What needs to be done:
Lines, not repeats, are what count: give the number of lines below that hold "image", and nothing more.

Given information:
* * * *

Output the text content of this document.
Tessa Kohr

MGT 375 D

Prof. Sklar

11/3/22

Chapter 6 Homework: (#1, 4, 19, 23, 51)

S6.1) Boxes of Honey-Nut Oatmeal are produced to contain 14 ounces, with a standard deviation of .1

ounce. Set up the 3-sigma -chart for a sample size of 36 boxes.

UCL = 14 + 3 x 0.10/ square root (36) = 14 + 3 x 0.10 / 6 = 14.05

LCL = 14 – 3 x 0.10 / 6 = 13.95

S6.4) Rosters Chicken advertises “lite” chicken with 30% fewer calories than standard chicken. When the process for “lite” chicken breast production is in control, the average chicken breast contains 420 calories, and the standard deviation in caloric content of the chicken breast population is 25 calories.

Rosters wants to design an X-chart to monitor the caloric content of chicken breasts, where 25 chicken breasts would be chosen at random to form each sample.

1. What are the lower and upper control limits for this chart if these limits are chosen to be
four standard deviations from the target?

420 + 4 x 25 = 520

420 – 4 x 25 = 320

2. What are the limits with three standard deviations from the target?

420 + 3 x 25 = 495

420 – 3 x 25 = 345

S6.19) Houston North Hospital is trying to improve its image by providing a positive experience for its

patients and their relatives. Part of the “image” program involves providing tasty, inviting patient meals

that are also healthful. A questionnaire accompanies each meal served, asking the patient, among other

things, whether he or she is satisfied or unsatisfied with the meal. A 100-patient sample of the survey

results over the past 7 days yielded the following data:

* * * *

Completed task:
2